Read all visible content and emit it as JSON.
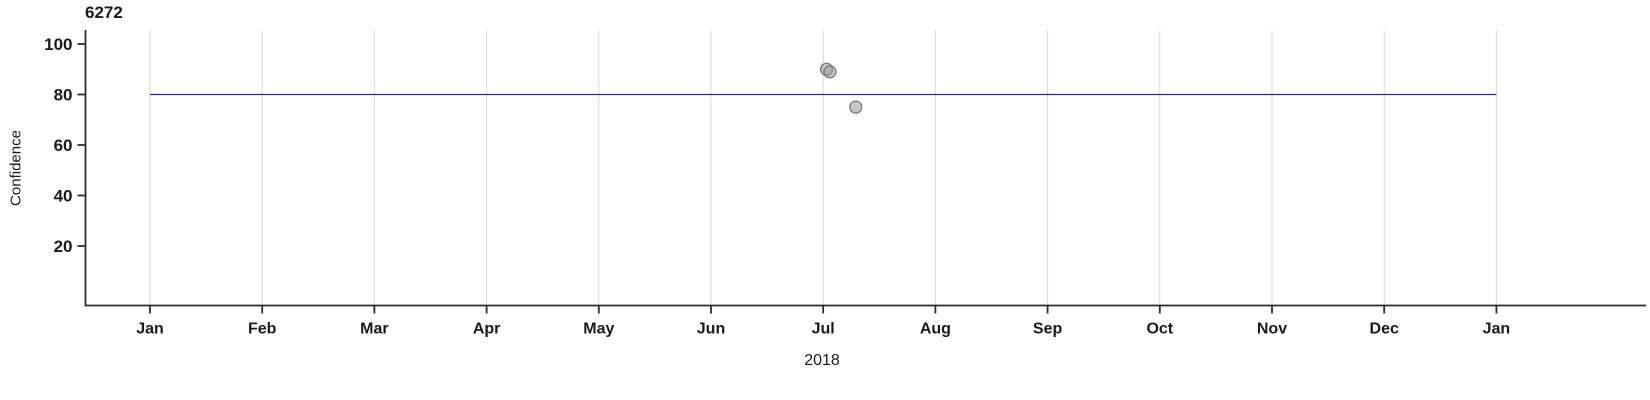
{
  "chart_data": {
    "type": "scatter",
    "title": "6272",
    "ylabel": "Confidence",
    "xlabel": "2018",
    "x_ticklabels": [
      "Jan",
      "Feb",
      "Mar",
      "Apr",
      "May",
      "Jun",
      "Jul",
      "Aug",
      "Sep",
      "Oct",
      "Nov",
      "Dec",
      "Jan"
    ],
    "y_ticks": [
      20,
      40,
      60,
      80,
      100
    ],
    "ylim": [
      0,
      105
    ],
    "grid": "vertical-month-gridlines",
    "legend": "none",
    "reference_line": {
      "value": 80,
      "color": "#2b2b8e"
    },
    "points": [
      {
        "month": 6.03,
        "value": 90
      },
      {
        "month": 6.06,
        "value": 89
      },
      {
        "month": 6.29,
        "value": 75
      }
    ],
    "colors": {
      "axis": "#2b2b2b",
      "gridline": "#d9d9d9",
      "tick_text": "#1a1a1a",
      "point_fill": "#9a9a9a",
      "point_stroke": "#6f6f6f"
    }
  }
}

--------------------------------------------------

§ **SHORT PROBLEM**: Word for word, quote the full listing, omitting every picture.

§ **THE RESULT**:
Read all visible content and emit it as JSON.
{
  "chart_data": {
    "type": "scatter",
    "title": "6272",
    "ylabel": "Confidence",
    "xlabel": "2018",
    "x_ticklabels": [
      "Jan",
      "Feb",
      "Mar",
      "Apr",
      "May",
      "Jun",
      "Jul",
      "Aug",
      "Sep",
      "Oct",
      "Nov",
      "Dec",
      "Jan"
    ],
    "y_ticks": [
      20,
      40,
      60,
      80,
      100
    ],
    "ylim": [
      0,
      105
    ],
    "grid": "vertical-month-gridlines",
    "legend": "none",
    "reference_line": {
      "value": 80,
      "color": "#2b2b8e"
    },
    "points": [
      {
        "month": 6.03,
        "value": 90
      },
      {
        "month": 6.06,
        "value": 89
      },
      {
        "month": 6.29,
        "value": 75
      }
    ],
    "colors": {
      "axis": "#2b2b2b",
      "gridline": "#d9d9d9",
      "tick_text": "#1a1a1a",
      "point_fill": "#9a9a9a",
      "point_stroke": "#6f6f6f"
    }
  }
}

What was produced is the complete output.